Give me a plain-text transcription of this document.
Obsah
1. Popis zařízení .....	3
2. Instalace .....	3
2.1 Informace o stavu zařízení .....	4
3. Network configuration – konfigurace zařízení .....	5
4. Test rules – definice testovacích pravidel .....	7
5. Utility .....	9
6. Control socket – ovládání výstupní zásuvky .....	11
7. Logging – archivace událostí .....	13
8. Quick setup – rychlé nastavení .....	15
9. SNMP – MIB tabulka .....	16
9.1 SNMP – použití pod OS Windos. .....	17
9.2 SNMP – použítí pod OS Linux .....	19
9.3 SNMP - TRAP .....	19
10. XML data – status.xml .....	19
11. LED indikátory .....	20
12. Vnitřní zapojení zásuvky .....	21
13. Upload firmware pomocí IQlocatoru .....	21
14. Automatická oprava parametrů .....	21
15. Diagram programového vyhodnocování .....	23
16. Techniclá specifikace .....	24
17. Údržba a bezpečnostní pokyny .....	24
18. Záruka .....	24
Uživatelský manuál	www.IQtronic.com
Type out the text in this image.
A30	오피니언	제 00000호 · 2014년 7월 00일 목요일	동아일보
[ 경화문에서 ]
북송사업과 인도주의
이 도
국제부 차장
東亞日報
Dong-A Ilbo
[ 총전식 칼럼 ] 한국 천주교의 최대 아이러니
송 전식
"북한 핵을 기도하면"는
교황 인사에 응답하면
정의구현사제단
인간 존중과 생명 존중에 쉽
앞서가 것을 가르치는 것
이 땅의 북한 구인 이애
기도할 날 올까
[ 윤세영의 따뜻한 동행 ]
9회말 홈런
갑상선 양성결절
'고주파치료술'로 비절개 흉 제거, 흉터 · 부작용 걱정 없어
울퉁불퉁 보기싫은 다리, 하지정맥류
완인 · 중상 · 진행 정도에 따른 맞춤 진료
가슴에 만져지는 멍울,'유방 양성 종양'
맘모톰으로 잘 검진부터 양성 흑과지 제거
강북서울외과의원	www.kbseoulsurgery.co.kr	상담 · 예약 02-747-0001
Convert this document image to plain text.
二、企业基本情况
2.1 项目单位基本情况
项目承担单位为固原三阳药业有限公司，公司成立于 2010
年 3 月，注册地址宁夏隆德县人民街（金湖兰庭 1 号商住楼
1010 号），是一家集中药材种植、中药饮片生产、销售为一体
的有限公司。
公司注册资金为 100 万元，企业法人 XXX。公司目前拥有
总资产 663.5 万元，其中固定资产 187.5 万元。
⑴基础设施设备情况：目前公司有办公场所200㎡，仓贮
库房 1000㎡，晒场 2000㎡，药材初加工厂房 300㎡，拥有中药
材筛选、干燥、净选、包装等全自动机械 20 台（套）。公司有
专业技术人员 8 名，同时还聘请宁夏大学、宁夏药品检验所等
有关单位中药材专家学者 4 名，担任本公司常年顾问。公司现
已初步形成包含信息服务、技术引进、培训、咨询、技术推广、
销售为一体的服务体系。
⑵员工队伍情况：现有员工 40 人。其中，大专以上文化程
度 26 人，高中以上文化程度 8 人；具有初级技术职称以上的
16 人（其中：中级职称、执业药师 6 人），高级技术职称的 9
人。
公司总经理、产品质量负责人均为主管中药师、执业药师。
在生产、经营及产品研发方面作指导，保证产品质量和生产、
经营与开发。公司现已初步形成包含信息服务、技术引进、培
________________________________________
Write out all of the records above exactly as they appear.

▶ Final result:
Give me a plain-text transcription of this document.
Obsah
1. Popis zařízení .....	3
2. Instalace .....	3
2.1 Informace o stavu zařízení .....	4
3. Network configuration – konfigurace zařízení .....	5
4. Test rules – definice testovacích pravidel .....	7
5. Utility .....	9
6. Control socket – ovládání výstupní zásuvky .....	11
7. Logging – archivace událostí .....	13
8. Quick setup – rychlé nastavení .....	15
9. SNMP – MIB tabulka .....	16
9.1 SNMP – použití pod OS Windos. .....	17
9.2 SNMP – použítí pod OS Linux .....	19
9.3 SNMP - TRAP .....	19
10. XML data – status.xml .....	19
11. LED indikátory .....	20
12. Vnitřní zapojení zásuvky .....	21
13. Upload firmware pomocí IQlocatoru .....	21
14. Automatická oprava parametrů .....	21
15. Diagram programového vyhodnocování .....	23
16. Techniclá specifikace .....	24
17. Údržba a bezpečnostní pokyny .....	24
18. Záruka .....	24
Uživatelský manuál	www.IQtronic.com
Type out the text in this image.
A30	오피니언	제 00000호 · 2014년 7월 00일 목요일	동아일보
[ 경화문에서 ]
북송사업과 인도주의
이 도
국제부 차장
東亞日報
Dong-A Ilbo
[ 총전식 칼럼 ] 한국 천주교의 최대 아이러니
송 전식
"북한 핵을 기도하면"는
교황 인사에 응답하면
정의구현사제단
인간 존중과 생명 존중에 쉽
앞서가 것을 가르치는 것
이 땅의 북한 구인 이애
기도할 날 올까
[ 윤세영의 따뜻한 동행 ]
9회말 홈런
갑상선 양성결절
'고주파치료술'로 비절개 흉 제거, 흉터 · 부작용 걱정 없어
울퉁불퉁 보기싫은 다리, 하지정맥류
완인 · 중상 · 진행 정도에 따른 맞춤 진료
가슴에 만져지는 멍울,'유방 양성 종양'
맘모톰으로 잘 검진부터 양성 흑과지 제거
강북서울외과의원	www.kbseoulsurgery.co.kr	상담 · 예약 02-747-0001
Convert this document image to plain text.
二、企业基本情况
2.1 项目单位基本情况
项目承担单位为固原三阳药业有限公司，公司成立于 2010
年 3 月，注册地址宁夏隆德县人民街（金湖兰庭 1 号商住楼
1010 号），是一家集中药材种植、中药饮片生产、销售为一体
的有限公司。
公司注册资金为 100 万元，企业法人 XXX。公司目前拥有
总资产 663.5 万元，其中固定资产 187.5 万元。
⑴基础设施设备情况：目前公司有办公场所200㎡，仓贮
库房 1000㎡，晒场 2000㎡，药材初加工厂房 300㎡，拥有中药
材筛选、干燥、净选、包装等全自动机械 20 台（套）。公司有
专业技术人员 8 名，同时还聘请宁夏大学、宁夏药品检验所等
有关单位中药材专家学者 4 名，担任本公司常年顾问。公司现
已初步形成包含信息服务、技术引进、培训、咨询、技术推广、
销售为一体的服务体系。
⑵员工队伍情况：现有员工 40 人。其中，大专以上文化程
度 26 人，高中以上文化程度 8 人；具有初级技术职称以上的
16 人（其中：中级职称、执业药师 6 人），高级技术职称的 9
人。
公司总经理、产品质量负责人均为主管中药师、执业药师。
在生产、经营及产品研发方面作指导，保证产品质量和生产、
经营与开发。公司现已初步形成包含信息服务、技术引进、培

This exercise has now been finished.